start
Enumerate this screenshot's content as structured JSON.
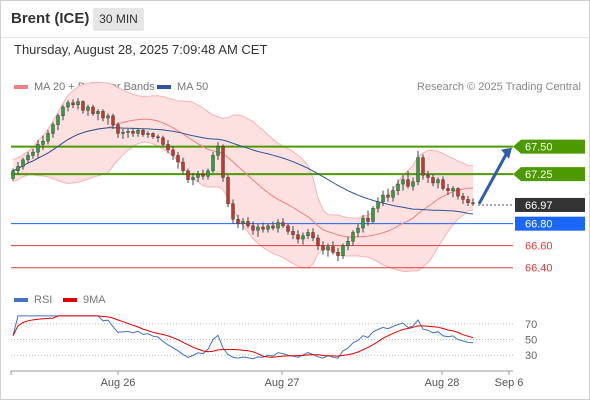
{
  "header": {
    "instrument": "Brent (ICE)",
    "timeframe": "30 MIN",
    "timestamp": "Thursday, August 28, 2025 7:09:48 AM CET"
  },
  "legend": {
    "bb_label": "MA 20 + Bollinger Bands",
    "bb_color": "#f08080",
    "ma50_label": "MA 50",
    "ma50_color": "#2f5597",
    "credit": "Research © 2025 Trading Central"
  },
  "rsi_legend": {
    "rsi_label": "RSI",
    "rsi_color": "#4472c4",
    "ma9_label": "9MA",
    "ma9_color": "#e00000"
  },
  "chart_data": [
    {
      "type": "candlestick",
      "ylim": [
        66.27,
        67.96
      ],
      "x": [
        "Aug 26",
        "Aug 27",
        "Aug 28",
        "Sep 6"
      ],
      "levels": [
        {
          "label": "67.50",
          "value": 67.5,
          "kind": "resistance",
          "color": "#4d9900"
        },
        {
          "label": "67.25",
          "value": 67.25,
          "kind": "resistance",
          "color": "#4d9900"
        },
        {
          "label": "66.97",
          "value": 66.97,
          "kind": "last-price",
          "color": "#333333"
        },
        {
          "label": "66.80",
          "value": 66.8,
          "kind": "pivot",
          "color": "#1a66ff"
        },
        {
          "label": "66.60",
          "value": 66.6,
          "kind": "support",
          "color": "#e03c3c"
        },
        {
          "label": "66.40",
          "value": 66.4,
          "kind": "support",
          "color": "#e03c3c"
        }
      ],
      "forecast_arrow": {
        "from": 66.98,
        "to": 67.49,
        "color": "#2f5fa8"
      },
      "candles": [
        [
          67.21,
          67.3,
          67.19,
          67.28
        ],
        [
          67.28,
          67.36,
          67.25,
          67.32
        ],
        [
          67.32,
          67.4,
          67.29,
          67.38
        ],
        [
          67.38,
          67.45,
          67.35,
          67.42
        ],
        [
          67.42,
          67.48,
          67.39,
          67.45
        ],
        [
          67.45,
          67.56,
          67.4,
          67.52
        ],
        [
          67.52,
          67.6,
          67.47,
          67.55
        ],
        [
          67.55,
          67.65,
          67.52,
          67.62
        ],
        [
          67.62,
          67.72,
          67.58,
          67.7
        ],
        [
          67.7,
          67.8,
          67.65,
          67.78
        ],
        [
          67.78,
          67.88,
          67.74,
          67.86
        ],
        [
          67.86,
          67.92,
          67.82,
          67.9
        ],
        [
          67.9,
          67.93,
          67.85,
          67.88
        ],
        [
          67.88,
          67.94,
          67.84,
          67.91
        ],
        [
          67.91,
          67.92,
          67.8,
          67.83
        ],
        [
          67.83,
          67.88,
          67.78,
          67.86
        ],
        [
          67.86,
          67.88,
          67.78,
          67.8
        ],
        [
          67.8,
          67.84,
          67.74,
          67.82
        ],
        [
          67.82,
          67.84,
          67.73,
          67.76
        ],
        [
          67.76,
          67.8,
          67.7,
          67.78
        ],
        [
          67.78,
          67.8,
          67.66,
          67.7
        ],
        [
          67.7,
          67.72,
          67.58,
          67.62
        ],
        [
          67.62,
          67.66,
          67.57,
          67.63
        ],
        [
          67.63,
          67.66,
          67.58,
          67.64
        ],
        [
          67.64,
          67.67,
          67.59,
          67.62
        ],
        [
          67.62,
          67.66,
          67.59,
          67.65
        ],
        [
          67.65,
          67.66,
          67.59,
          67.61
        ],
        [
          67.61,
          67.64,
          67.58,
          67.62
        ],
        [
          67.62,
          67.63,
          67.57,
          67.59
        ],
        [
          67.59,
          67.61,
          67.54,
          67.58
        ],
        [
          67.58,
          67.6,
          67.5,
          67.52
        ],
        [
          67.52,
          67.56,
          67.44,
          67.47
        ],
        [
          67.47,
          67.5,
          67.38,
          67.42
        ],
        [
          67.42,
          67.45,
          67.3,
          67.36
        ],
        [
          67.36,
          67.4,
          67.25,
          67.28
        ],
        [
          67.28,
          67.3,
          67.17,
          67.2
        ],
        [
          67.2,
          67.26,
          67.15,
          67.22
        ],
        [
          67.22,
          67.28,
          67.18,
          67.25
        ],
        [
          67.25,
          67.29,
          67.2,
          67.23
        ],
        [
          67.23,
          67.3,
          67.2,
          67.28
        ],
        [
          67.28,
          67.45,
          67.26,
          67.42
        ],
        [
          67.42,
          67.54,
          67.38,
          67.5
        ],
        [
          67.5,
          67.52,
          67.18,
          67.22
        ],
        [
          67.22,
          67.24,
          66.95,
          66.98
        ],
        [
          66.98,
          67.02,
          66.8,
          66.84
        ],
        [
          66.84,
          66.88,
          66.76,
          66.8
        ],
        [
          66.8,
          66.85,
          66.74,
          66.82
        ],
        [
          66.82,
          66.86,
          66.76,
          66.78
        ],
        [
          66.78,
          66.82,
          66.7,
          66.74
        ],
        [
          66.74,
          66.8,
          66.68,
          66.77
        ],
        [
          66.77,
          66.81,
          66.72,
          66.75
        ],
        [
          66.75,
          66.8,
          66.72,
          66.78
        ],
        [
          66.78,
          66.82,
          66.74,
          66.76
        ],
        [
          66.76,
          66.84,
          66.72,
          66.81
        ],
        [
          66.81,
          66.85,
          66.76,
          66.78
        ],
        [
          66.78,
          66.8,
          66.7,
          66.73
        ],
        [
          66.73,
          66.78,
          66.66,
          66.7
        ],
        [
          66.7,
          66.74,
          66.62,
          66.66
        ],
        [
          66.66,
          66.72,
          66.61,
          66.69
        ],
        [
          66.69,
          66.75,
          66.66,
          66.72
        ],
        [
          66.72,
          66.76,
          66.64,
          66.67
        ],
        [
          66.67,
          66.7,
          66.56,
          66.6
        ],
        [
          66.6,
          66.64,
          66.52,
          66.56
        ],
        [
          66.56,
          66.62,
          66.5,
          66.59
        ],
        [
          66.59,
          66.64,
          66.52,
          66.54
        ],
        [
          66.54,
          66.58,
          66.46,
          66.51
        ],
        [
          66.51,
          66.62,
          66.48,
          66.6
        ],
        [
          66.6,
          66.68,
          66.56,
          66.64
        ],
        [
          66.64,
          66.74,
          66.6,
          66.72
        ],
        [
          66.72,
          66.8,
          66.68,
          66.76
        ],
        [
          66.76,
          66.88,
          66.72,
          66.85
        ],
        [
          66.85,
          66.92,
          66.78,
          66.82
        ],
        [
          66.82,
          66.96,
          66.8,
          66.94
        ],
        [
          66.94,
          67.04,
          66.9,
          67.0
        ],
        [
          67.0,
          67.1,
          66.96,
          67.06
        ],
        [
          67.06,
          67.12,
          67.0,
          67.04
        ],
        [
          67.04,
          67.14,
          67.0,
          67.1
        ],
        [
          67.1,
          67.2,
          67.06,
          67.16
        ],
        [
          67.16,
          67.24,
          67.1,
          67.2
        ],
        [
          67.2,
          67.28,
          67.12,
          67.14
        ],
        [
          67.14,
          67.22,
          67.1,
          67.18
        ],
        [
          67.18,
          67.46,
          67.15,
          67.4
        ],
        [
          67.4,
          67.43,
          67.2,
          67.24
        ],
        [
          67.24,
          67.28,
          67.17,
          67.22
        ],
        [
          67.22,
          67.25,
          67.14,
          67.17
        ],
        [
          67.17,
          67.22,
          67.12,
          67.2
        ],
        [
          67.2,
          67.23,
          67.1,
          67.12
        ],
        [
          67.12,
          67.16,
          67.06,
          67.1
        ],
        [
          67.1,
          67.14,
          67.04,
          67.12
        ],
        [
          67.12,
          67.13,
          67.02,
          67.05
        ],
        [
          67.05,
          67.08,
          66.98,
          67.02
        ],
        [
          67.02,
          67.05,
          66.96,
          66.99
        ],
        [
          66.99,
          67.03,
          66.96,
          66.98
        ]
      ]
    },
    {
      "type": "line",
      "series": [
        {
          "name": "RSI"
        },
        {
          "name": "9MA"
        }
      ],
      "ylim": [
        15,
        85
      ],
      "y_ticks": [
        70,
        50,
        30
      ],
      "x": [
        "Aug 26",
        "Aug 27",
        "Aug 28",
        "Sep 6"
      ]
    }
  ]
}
end
**WHAT THE EXERCISE ASKS**
Show all lines from the data above in which the word "value" appears.

**FULL OUTPUT**
          "value": 67.5,
          "value": 67.25,
          "value": 66.97,
          "value": 66.8,
          "value": 66.6,
          "value": 66.4,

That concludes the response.